Aim
From the entries below, report how many lines contain the string "caption". Give only that number.

Task inputs
-------

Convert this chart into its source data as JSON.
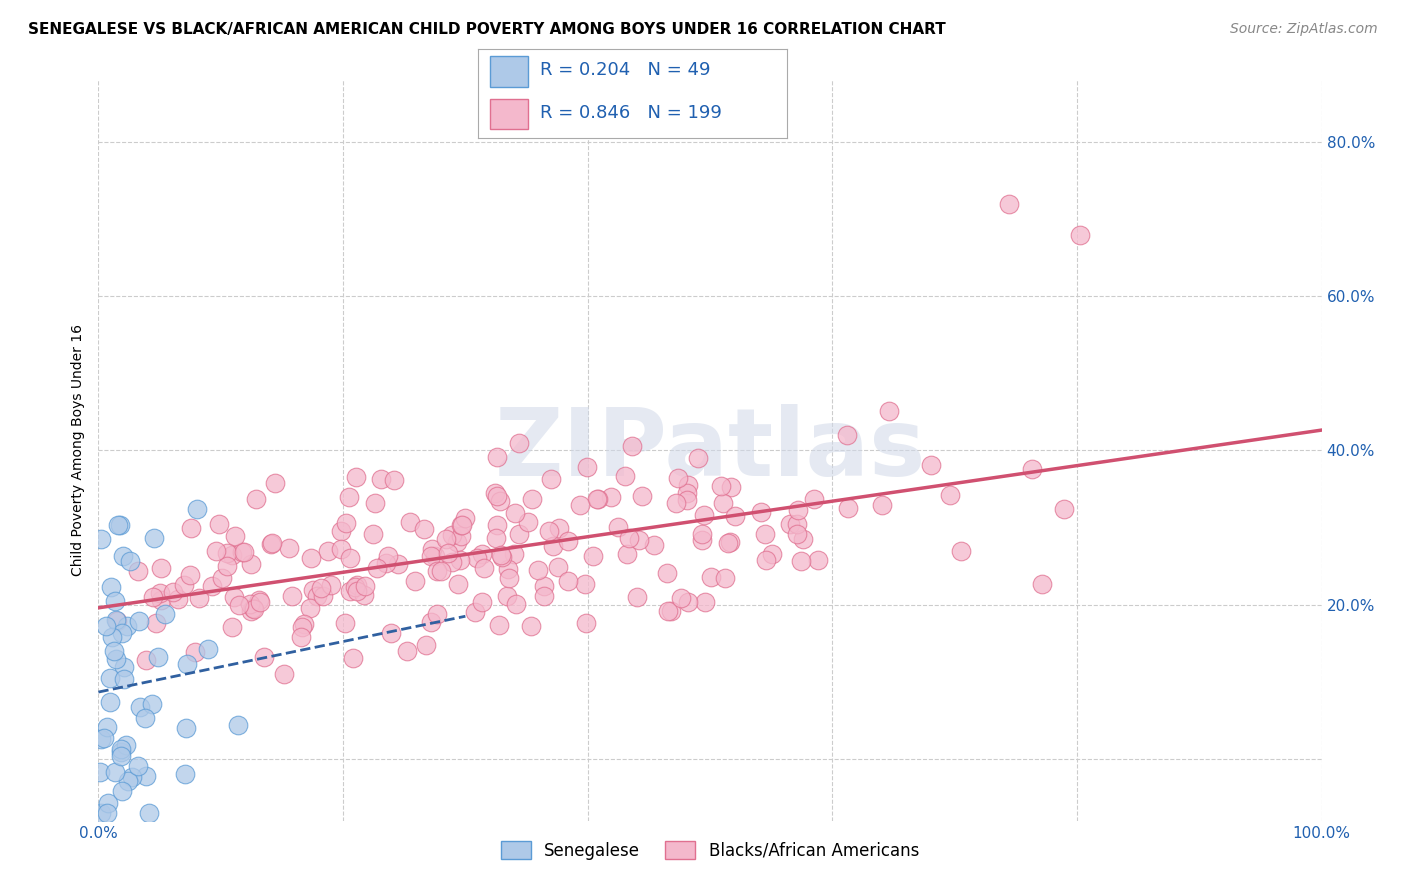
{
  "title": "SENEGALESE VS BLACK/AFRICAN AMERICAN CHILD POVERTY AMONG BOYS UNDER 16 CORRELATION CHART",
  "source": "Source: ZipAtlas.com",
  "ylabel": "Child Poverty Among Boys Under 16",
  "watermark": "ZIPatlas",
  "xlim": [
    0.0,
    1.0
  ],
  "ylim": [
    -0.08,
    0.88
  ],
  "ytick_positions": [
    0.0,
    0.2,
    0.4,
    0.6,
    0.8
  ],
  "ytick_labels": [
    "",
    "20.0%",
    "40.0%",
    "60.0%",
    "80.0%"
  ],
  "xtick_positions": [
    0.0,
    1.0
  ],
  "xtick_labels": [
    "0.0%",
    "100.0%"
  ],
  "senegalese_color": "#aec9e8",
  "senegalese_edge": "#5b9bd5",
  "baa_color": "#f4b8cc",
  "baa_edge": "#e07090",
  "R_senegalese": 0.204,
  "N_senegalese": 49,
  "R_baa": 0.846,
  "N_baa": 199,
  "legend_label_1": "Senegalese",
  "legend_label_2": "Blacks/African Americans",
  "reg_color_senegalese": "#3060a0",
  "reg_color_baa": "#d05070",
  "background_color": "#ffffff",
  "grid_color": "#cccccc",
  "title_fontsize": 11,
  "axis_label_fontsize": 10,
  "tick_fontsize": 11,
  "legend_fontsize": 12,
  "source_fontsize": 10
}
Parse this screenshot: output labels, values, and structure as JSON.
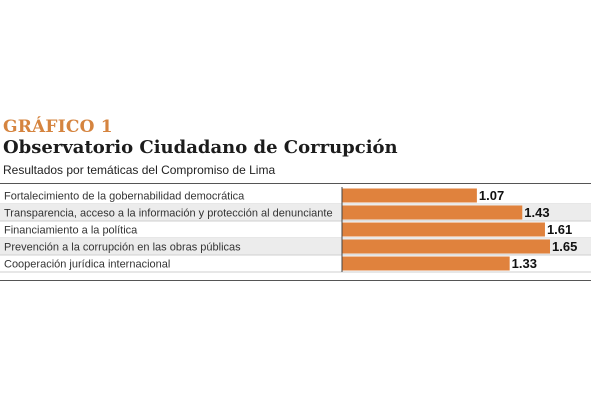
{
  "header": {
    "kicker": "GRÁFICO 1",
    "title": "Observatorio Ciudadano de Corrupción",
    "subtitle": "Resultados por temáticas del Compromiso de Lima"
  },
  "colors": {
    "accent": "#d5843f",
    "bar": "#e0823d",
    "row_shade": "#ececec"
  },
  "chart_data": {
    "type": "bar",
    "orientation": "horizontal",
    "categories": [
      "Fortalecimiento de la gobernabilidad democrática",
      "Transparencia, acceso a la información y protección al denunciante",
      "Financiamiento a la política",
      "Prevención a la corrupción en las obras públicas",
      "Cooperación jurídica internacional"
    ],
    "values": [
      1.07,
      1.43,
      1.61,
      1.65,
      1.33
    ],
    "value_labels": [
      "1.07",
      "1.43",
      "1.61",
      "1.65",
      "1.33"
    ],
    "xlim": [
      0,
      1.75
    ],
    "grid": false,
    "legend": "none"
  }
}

-------

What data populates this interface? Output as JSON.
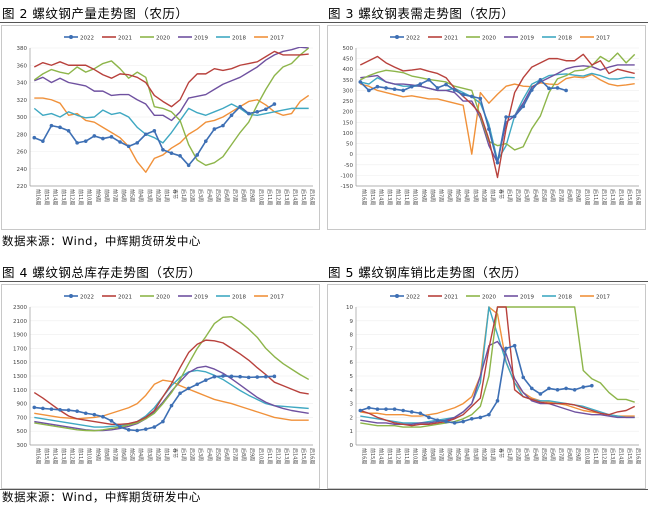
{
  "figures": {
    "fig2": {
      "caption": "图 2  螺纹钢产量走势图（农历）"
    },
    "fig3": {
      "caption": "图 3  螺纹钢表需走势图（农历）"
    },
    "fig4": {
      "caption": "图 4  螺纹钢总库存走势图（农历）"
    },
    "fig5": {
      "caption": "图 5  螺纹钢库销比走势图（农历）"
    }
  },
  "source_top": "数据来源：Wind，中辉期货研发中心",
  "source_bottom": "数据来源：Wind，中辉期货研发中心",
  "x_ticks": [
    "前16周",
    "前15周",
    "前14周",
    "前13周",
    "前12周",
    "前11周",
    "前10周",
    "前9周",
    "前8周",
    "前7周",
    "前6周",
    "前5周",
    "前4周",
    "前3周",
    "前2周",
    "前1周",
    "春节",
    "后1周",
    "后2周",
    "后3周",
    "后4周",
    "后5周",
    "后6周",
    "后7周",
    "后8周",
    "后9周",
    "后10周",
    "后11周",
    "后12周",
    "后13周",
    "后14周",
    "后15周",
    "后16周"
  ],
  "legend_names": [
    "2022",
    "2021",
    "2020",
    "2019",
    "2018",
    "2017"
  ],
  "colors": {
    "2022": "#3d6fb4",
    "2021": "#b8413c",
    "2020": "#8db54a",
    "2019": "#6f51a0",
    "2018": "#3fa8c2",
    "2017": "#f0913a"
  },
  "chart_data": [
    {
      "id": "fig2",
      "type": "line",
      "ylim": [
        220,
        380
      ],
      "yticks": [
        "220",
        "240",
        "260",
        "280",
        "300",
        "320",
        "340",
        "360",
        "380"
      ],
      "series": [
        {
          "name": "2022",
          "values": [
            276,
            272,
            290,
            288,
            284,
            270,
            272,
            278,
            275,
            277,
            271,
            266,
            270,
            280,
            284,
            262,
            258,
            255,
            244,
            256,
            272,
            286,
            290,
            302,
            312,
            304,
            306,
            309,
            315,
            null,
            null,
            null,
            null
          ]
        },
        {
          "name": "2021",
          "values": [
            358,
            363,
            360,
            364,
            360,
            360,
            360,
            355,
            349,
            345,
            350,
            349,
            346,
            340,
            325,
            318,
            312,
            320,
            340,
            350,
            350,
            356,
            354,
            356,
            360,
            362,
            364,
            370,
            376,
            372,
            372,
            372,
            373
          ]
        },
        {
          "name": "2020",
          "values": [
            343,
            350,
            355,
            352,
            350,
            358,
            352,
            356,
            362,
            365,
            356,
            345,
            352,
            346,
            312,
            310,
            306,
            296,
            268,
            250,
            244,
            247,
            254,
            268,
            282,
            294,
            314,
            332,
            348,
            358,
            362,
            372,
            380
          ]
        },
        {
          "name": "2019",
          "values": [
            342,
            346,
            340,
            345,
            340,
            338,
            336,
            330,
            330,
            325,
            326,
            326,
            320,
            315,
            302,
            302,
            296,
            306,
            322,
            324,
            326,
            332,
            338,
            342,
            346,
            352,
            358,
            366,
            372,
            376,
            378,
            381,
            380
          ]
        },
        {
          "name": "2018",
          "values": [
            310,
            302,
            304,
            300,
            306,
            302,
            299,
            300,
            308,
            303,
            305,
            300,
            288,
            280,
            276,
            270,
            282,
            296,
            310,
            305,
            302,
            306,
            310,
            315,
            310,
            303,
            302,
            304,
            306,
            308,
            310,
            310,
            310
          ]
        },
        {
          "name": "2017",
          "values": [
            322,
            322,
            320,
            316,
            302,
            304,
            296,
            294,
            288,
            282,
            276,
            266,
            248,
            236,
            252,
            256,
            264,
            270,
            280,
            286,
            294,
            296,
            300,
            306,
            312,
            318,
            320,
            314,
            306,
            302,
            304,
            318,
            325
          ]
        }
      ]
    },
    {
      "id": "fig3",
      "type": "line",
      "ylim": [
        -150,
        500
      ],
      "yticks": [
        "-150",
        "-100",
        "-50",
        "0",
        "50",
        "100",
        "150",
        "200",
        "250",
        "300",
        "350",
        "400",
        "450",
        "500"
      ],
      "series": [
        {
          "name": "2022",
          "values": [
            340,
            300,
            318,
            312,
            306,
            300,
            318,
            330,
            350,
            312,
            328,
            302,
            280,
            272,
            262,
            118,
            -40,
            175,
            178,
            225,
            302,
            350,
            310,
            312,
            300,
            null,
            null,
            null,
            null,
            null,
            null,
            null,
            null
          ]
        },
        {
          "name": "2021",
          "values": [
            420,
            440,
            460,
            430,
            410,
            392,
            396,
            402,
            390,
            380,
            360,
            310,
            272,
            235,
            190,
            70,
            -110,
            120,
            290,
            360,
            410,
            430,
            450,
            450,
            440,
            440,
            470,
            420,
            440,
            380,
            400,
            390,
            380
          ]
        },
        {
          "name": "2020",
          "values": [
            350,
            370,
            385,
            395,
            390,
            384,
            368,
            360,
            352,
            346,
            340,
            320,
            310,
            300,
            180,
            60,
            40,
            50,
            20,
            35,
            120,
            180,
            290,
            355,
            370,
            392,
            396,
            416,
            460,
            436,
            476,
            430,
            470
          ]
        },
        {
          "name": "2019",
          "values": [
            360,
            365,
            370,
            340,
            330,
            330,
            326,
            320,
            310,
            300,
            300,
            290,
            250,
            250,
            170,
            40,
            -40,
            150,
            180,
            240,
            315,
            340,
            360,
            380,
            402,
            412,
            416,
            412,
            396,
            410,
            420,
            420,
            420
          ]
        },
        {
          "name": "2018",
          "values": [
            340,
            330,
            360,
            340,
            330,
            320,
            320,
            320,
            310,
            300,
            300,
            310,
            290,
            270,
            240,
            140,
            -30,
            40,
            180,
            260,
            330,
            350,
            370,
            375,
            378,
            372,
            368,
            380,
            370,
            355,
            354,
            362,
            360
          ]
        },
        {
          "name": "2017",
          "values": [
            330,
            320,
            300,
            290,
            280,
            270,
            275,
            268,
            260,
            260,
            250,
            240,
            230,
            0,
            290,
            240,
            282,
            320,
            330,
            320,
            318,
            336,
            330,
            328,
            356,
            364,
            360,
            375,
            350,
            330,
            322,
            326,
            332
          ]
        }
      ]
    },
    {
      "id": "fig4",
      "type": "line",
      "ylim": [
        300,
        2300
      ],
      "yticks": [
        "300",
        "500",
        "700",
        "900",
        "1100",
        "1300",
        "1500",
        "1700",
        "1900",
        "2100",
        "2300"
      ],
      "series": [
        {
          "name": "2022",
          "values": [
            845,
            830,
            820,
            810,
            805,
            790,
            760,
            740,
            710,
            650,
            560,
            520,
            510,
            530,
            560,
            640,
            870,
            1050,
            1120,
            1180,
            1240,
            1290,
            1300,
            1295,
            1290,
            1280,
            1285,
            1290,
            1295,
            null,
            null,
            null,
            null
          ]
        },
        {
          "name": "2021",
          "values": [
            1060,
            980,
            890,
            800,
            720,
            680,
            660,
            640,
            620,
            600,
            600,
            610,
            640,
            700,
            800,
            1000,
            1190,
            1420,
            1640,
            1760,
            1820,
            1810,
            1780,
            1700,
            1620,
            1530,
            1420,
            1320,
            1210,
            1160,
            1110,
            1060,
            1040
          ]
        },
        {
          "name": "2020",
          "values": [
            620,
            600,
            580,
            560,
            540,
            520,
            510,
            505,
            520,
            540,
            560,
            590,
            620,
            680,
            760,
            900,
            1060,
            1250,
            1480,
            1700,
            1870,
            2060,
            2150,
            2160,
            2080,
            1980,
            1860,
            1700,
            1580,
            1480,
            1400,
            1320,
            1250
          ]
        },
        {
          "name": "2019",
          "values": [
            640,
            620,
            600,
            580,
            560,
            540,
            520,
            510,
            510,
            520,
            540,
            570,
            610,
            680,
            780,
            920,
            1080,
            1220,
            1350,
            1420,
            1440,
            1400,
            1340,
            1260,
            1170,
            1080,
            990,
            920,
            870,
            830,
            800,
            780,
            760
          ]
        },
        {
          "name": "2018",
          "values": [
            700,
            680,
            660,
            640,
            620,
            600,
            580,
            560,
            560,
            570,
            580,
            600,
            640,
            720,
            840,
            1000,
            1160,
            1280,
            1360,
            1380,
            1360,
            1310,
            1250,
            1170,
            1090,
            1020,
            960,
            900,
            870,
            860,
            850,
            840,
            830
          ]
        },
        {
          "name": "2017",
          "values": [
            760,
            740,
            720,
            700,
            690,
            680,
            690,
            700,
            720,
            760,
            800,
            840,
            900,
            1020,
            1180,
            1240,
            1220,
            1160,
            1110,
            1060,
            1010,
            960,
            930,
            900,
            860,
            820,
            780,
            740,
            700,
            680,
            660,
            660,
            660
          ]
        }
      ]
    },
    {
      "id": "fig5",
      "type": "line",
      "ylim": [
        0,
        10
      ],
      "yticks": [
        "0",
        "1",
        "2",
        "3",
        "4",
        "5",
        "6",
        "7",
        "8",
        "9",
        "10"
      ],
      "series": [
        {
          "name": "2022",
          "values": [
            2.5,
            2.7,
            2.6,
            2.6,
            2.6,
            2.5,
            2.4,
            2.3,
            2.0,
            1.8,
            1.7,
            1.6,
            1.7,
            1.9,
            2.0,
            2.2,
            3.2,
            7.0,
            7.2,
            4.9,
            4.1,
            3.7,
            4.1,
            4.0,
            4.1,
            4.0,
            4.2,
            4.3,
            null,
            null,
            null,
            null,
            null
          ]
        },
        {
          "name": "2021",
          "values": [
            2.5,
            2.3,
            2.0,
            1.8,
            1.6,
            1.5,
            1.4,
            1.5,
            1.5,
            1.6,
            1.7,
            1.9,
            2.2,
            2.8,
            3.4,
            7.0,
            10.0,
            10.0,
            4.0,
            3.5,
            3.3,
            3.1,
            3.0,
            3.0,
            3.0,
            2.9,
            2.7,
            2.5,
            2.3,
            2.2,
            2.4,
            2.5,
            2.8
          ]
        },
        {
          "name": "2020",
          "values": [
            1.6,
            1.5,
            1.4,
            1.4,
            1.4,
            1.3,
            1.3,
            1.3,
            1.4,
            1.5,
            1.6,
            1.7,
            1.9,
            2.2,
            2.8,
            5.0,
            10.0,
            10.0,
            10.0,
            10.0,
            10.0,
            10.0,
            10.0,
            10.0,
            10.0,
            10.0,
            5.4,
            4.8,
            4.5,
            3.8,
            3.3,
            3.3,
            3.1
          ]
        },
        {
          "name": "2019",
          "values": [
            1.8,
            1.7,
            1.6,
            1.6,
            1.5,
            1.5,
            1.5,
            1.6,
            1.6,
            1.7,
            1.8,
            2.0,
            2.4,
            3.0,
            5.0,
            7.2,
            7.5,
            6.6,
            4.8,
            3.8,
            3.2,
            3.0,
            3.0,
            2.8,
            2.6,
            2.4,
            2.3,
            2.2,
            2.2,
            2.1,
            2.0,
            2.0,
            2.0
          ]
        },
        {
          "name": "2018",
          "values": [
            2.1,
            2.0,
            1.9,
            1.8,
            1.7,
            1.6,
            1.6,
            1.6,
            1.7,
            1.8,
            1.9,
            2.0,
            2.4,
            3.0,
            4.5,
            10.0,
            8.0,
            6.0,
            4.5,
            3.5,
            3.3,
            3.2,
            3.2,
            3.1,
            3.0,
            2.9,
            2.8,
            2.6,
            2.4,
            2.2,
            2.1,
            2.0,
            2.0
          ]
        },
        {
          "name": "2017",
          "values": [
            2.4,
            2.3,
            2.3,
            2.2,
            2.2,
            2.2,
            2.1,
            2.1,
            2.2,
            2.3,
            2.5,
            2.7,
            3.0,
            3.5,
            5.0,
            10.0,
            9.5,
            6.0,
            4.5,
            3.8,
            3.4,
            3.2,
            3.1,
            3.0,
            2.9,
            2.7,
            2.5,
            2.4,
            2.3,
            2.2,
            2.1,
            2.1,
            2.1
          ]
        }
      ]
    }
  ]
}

-------

Output of the task
4